» **Given instruction**: Pictures aside, quote the whole listing exactly.

┌──

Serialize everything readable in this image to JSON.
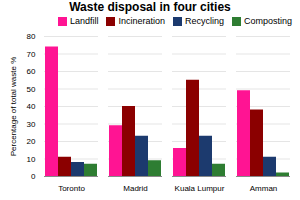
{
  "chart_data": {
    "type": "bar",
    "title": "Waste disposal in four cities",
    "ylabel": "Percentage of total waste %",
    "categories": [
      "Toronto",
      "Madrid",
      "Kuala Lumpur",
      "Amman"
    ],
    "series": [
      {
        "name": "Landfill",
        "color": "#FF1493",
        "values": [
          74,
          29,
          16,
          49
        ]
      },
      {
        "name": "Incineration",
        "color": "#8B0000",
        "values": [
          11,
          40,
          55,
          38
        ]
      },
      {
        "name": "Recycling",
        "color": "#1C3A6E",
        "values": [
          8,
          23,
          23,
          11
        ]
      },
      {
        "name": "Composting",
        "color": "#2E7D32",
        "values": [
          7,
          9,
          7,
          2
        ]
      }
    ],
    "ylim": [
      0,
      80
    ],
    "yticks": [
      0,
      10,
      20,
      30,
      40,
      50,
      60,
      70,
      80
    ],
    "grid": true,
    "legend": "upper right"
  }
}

└──

» **Solution to this task**:
Serialize everything readable in this image to JSON.
{
  "chart_data": {
    "type": "bar",
    "title": "Waste disposal in four cities",
    "ylabel": "Percentage of total waste %",
    "categories": [
      "Toronto",
      "Madrid",
      "Kuala Lumpur",
      "Amman"
    ],
    "series": [
      {
        "name": "Landfill",
        "color": "#FF1493",
        "values": [
          74,
          29,
          16,
          49
        ]
      },
      {
        "name": "Incineration",
        "color": "#8B0000",
        "values": [
          11,
          40,
          55,
          38
        ]
      },
      {
        "name": "Recycling",
        "color": "#1C3A6E",
        "values": [
          8,
          23,
          23,
          11
        ]
      },
      {
        "name": "Composting",
        "color": "#2E7D32",
        "values": [
          7,
          9,
          7,
          2
        ]
      }
    ],
    "ylim": [
      0,
      80
    ],
    "yticks": [
      0,
      10,
      20,
      30,
      40,
      50,
      60,
      70,
      80
    ],
    "grid": true,
    "legend": "upper right"
  }
}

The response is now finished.